→ Instructions to follow:
Every line of the data should be written out exactly, with the pictures left out.

→ Data for review:
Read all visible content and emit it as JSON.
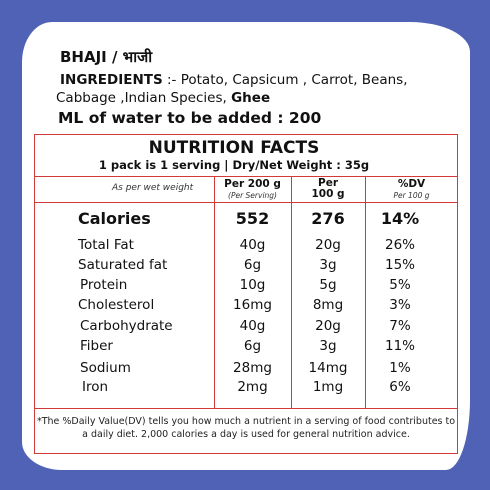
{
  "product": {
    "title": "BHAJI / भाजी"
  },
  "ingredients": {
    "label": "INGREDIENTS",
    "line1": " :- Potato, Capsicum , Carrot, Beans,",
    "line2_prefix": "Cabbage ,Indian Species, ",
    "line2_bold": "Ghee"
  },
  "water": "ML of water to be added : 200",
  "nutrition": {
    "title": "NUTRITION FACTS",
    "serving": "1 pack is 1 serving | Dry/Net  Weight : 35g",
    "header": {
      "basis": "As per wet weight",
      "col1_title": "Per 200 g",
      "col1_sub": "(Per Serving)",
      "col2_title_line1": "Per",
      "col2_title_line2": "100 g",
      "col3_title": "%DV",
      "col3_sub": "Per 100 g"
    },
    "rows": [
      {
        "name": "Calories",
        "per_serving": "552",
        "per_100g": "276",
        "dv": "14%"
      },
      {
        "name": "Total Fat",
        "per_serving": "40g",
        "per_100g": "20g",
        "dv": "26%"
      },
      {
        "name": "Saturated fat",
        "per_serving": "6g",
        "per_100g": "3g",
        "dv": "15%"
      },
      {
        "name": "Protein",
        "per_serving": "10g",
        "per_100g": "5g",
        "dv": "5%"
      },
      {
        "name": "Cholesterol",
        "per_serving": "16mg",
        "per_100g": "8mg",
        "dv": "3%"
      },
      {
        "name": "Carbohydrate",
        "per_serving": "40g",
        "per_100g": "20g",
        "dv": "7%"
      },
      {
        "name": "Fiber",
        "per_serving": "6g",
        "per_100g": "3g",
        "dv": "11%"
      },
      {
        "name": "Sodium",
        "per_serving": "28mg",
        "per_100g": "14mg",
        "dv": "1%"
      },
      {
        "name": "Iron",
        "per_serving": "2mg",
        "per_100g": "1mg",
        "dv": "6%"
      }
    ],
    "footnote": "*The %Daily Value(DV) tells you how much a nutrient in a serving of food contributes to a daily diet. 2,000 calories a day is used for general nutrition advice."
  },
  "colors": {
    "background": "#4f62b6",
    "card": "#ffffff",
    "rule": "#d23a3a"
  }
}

→ Answer space:
Read all visible content and emit it as JSON.
{
  "product": {
    "title": "BHAJI / भाजी"
  },
  "ingredients": {
    "label": "INGREDIENTS",
    "line1": " :- Potato, Capsicum , Carrot, Beans,",
    "line2_prefix": "Cabbage ,Indian Species, ",
    "line2_bold": "Ghee"
  },
  "water": "ML of water to be added : 200",
  "nutrition": {
    "title": "NUTRITION FACTS",
    "serving": "1 pack is 1 serving | Dry/Net  Weight : 35g",
    "header": {
      "basis": "As per wet weight",
      "col1_title": "Per 200 g",
      "col1_sub": "(Per Serving)",
      "col2_title_line1": "Per",
      "col2_title_line2": "100 g",
      "col3_title": "%DV",
      "col3_sub": "Per 100 g"
    },
    "rows": [
      {
        "name": "Calories",
        "per_serving": "552",
        "per_100g": "276",
        "dv": "14%"
      },
      {
        "name": "Total Fat",
        "per_serving": "40g",
        "per_100g": "20g",
        "dv": "26%"
      },
      {
        "name": "Saturated fat",
        "per_serving": "6g",
        "per_100g": "3g",
        "dv": "15%"
      },
      {
        "name": "Protein",
        "per_serving": "10g",
        "per_100g": "5g",
        "dv": "5%"
      },
      {
        "name": "Cholesterol",
        "per_serving": "16mg",
        "per_100g": "8mg",
        "dv": "3%"
      },
      {
        "name": "Carbohydrate",
        "per_serving": "40g",
        "per_100g": "20g",
        "dv": "7%"
      },
      {
        "name": "Fiber",
        "per_serving": "6g",
        "per_100g": "3g",
        "dv": "11%"
      },
      {
        "name": "Sodium",
        "per_serving": "28mg",
        "per_100g": "14mg",
        "dv": "1%"
      },
      {
        "name": "Iron",
        "per_serving": "2mg",
        "per_100g": "1mg",
        "dv": "6%"
      }
    ],
    "footnote": "*The %Daily Value(DV) tells you how much a nutrient in a serving of food contributes to a daily diet. 2,000 calories a day is used for general nutrition advice."
  },
  "colors": {
    "background": "#4f62b6",
    "card": "#ffffff",
    "rule": "#d23a3a"
  }
}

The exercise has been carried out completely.